_EXERCISE AIM_:
How many of the lines here include "轰轰烈烈的国民革命失败了"? Answer with a single number.

* start DATA PROVIDED *

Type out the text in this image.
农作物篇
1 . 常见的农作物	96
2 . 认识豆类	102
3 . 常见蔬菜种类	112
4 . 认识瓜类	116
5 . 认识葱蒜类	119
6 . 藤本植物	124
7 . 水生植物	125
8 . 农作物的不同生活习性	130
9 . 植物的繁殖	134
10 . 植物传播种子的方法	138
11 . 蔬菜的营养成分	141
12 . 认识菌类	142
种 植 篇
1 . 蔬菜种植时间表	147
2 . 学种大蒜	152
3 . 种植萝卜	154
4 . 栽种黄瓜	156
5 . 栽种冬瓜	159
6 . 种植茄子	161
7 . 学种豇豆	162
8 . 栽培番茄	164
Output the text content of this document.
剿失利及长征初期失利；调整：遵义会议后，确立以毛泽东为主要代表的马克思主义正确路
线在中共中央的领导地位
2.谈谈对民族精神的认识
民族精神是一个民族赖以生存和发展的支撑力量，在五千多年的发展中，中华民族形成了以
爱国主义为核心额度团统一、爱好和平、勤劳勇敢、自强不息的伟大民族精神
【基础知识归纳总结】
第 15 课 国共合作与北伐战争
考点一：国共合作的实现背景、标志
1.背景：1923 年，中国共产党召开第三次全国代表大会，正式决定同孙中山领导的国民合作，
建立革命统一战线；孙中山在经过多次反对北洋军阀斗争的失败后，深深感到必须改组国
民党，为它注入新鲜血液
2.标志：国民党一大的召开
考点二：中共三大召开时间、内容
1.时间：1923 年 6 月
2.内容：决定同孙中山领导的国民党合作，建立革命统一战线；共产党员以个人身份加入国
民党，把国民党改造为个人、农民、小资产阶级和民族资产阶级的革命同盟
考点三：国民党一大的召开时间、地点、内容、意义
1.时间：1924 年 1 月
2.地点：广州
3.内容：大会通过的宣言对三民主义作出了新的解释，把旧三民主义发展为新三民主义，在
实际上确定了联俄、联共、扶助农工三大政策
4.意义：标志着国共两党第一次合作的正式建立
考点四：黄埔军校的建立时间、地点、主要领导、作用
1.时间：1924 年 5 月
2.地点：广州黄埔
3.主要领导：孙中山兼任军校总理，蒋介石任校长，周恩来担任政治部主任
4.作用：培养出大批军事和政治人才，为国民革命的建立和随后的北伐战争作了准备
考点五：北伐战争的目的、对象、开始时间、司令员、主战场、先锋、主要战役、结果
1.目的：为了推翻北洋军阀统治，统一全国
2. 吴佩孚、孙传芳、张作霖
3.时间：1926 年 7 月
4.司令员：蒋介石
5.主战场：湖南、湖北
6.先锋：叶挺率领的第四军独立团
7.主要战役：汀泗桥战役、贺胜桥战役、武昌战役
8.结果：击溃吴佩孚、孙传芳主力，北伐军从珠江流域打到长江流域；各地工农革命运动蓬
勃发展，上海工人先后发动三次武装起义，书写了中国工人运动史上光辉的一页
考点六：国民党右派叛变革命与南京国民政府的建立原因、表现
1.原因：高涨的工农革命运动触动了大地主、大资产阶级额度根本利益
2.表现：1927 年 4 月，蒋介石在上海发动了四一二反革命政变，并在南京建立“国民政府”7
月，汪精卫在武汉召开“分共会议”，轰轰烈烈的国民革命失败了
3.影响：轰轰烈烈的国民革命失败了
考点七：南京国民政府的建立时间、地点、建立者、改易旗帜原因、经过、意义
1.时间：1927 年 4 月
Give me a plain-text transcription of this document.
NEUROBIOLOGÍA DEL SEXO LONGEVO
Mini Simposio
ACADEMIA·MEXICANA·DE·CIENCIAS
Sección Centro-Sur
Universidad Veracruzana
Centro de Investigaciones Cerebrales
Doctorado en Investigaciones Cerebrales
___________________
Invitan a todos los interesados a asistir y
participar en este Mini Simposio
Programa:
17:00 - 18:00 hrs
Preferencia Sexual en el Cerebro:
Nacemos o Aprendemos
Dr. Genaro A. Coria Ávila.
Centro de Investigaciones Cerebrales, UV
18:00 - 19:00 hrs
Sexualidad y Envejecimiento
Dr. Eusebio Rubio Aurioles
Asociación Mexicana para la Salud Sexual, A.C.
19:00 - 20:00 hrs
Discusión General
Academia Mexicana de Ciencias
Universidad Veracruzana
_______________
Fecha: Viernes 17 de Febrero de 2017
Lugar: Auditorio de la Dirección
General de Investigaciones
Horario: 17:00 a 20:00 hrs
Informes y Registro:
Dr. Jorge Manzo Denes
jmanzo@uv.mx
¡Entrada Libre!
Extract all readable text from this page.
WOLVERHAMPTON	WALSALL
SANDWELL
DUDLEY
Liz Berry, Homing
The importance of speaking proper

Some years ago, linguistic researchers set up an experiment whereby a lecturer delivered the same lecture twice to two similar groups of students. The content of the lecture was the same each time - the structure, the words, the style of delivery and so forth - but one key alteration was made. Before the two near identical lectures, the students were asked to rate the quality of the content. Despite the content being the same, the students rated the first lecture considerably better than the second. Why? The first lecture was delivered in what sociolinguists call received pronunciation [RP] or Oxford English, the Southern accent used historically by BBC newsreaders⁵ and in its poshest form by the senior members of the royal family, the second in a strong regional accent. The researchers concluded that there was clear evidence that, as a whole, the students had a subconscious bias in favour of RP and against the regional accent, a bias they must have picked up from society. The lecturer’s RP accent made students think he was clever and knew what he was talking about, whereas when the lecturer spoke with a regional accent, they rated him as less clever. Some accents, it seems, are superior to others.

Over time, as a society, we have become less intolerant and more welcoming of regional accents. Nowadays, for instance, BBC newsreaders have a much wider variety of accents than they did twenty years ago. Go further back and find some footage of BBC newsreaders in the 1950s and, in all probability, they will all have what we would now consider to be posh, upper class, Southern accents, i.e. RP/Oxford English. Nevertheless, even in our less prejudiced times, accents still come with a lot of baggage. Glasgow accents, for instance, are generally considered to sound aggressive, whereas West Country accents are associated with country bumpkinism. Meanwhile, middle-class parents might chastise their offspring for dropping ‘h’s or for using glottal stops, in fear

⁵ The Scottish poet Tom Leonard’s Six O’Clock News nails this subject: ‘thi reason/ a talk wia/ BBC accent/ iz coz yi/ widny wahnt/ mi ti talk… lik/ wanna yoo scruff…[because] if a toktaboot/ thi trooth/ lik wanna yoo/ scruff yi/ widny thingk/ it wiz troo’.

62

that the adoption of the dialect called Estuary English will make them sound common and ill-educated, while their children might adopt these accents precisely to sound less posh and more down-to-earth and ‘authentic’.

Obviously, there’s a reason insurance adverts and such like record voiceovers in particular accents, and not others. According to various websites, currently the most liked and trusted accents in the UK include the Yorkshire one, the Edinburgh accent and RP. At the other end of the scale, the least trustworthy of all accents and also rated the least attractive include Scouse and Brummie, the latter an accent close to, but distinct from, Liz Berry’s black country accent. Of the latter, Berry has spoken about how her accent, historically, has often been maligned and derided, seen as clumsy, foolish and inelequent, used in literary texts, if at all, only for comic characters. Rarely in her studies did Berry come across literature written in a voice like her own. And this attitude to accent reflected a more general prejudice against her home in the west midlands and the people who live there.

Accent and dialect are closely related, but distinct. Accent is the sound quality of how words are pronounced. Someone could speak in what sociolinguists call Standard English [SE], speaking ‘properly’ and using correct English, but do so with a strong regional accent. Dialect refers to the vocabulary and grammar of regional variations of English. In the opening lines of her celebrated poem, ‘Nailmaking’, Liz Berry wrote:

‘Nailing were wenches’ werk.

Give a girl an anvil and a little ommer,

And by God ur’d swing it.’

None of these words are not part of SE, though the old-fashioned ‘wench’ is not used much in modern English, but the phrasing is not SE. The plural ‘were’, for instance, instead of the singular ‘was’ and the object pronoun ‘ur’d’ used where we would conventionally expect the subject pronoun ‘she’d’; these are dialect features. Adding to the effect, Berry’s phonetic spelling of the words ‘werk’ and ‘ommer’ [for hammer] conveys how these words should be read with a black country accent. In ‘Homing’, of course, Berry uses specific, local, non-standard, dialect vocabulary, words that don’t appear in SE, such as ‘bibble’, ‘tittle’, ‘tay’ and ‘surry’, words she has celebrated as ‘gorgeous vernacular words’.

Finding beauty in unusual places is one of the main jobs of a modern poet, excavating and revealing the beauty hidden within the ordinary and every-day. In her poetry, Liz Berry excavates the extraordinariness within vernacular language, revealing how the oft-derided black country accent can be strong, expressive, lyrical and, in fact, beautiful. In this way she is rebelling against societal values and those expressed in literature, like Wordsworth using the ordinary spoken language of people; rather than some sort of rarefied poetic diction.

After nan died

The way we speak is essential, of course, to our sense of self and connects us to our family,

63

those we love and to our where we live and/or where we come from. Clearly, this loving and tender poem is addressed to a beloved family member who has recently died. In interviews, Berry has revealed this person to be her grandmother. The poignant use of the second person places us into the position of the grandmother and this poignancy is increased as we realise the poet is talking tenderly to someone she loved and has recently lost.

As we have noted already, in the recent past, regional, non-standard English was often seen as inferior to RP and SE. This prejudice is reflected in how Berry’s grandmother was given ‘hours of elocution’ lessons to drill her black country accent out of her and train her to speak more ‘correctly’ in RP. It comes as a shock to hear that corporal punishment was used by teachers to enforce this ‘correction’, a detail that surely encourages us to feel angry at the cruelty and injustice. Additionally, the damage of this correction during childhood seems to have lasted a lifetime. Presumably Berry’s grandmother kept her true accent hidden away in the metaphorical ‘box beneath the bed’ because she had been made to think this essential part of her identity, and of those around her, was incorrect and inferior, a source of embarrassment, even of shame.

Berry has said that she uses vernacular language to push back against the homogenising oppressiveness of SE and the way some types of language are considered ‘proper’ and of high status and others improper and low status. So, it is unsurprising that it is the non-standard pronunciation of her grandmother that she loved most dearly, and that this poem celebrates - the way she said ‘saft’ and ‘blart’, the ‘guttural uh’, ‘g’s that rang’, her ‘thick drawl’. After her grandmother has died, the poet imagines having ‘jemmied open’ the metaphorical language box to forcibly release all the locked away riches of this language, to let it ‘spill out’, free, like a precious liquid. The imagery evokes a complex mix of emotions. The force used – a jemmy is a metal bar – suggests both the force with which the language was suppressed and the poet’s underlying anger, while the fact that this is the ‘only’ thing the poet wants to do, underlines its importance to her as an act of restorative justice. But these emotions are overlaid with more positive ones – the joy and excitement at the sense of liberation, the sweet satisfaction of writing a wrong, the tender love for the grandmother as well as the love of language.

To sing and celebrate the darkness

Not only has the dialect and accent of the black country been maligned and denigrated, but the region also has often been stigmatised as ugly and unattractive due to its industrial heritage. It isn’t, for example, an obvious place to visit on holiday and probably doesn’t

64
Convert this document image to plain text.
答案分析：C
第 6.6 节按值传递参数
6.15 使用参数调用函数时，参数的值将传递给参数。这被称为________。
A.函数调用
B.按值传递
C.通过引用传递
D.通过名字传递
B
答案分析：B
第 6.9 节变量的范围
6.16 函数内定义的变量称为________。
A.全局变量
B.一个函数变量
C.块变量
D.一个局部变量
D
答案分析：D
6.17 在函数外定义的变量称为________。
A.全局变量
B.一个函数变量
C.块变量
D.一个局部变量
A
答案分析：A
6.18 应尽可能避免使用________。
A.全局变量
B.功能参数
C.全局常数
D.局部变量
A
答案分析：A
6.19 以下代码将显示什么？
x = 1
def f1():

* end DATA PROVIDED *

_THE COMPLETED TASK_:
2